__What is asked__. Which lines hold the word "Tage"? Copy each of them.

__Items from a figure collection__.
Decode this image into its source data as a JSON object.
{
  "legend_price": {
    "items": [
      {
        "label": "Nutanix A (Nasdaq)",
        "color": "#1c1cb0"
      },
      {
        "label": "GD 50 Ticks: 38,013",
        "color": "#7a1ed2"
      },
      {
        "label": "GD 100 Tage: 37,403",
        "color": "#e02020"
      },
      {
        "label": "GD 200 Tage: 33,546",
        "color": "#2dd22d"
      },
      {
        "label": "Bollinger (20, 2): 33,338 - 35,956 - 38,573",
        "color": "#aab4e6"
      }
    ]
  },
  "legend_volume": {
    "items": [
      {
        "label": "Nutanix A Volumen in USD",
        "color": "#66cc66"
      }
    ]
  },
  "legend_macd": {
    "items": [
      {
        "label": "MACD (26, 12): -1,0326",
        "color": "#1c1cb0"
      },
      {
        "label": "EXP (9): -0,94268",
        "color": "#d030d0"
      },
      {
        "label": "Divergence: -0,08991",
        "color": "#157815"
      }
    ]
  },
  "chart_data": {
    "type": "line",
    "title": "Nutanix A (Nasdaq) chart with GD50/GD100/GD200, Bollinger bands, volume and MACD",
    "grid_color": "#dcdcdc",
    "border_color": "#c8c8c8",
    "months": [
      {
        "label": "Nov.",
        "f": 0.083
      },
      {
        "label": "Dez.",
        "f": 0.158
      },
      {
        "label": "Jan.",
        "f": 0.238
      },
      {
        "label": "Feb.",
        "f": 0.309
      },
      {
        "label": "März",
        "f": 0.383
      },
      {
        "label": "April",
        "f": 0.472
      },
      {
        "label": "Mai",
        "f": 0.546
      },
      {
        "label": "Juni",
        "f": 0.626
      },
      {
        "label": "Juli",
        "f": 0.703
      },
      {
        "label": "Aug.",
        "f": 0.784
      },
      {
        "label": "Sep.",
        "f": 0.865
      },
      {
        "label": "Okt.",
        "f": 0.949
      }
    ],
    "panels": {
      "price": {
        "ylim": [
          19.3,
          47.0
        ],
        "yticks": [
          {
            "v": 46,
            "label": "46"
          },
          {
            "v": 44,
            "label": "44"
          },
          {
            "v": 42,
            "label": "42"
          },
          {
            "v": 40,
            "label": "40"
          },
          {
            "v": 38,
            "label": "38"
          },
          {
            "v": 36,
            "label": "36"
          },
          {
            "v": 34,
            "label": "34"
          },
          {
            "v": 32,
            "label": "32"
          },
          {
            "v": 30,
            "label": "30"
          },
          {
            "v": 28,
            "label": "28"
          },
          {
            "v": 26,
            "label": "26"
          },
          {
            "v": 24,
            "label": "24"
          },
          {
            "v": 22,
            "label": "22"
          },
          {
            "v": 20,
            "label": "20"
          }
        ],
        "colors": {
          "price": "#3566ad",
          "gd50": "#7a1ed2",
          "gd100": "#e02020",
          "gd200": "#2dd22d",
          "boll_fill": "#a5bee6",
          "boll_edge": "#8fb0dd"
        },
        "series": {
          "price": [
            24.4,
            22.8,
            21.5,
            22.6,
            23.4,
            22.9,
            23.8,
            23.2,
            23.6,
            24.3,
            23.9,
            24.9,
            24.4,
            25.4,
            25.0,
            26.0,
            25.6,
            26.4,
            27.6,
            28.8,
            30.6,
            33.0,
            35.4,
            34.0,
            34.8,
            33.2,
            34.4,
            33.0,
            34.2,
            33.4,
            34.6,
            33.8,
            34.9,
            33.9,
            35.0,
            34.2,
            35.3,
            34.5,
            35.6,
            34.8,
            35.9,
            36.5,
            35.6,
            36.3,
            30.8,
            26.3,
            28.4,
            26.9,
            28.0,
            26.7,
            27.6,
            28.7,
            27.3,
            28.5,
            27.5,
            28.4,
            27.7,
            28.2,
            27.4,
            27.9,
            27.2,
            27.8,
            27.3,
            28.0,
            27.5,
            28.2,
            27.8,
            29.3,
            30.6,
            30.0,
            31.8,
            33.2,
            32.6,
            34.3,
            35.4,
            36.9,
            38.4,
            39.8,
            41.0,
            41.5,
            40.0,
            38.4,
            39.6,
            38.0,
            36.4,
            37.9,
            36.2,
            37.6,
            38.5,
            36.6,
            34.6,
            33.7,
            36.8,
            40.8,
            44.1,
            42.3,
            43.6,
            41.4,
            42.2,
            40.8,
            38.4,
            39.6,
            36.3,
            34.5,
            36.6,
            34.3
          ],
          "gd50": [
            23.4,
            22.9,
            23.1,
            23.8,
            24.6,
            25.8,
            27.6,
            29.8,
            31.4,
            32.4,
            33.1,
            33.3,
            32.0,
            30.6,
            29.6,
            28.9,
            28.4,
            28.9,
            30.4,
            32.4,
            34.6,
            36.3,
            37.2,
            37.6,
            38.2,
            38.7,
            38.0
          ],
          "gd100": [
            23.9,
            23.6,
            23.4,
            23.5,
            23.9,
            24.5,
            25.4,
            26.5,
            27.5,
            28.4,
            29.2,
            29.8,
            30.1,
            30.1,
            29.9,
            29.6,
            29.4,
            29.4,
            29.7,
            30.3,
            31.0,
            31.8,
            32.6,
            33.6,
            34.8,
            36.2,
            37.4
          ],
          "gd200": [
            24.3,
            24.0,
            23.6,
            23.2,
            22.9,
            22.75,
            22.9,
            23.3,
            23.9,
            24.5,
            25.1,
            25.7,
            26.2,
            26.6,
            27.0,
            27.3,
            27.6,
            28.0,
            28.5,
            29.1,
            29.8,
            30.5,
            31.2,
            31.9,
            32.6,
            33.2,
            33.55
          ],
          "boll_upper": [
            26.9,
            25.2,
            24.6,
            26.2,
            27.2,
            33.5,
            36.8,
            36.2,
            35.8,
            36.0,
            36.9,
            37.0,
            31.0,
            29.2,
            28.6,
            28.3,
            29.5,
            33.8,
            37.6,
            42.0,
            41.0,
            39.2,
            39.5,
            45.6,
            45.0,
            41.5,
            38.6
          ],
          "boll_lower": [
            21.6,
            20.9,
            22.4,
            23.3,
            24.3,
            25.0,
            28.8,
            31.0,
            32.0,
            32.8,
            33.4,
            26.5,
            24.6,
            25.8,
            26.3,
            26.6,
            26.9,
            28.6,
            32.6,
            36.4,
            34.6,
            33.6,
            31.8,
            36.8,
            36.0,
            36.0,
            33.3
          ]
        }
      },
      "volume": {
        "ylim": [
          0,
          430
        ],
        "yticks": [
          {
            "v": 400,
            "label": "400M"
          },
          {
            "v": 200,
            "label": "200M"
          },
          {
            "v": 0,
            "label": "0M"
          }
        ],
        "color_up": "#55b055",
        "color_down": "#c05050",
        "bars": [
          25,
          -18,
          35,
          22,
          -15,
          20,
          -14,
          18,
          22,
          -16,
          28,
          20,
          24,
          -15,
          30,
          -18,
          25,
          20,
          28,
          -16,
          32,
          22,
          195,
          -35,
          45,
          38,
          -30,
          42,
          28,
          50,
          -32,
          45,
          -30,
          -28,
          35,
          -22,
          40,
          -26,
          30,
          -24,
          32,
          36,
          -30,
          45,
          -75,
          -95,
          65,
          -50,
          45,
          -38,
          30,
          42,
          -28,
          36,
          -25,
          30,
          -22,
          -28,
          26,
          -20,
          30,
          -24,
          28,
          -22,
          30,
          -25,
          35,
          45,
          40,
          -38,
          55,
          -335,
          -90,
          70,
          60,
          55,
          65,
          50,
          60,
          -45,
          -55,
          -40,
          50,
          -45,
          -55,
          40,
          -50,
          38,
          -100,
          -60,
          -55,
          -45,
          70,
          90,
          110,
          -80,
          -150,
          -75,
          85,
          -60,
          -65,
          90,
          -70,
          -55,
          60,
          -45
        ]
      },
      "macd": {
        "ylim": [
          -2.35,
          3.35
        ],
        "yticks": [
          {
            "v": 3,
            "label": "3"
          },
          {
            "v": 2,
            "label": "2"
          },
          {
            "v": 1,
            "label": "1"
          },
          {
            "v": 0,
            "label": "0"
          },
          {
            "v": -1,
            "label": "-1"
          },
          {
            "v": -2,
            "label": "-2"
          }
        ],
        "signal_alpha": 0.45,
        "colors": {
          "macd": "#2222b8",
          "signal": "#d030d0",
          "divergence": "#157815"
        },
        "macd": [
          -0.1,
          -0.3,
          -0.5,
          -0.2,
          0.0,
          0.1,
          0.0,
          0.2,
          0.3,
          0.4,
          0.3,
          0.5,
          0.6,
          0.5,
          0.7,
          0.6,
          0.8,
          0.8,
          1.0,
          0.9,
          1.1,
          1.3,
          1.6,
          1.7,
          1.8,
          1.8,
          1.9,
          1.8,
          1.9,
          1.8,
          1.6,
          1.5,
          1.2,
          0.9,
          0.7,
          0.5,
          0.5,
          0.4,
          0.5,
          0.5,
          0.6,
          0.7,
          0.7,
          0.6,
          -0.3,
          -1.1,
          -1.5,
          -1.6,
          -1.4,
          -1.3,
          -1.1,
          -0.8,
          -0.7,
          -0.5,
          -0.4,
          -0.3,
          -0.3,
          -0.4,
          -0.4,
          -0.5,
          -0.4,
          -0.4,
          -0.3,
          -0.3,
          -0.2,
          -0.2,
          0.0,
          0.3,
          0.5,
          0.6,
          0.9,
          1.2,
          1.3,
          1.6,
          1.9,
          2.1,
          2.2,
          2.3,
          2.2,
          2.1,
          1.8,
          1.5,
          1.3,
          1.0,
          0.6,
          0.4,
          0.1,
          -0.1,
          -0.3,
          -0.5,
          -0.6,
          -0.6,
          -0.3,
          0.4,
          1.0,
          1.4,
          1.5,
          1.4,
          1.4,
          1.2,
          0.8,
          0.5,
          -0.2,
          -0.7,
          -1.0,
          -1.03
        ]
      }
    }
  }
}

__Exercise output__.
        "label": "GD 100 Tage: 37,403",
        "label": "GD 200 Tage: 33,546",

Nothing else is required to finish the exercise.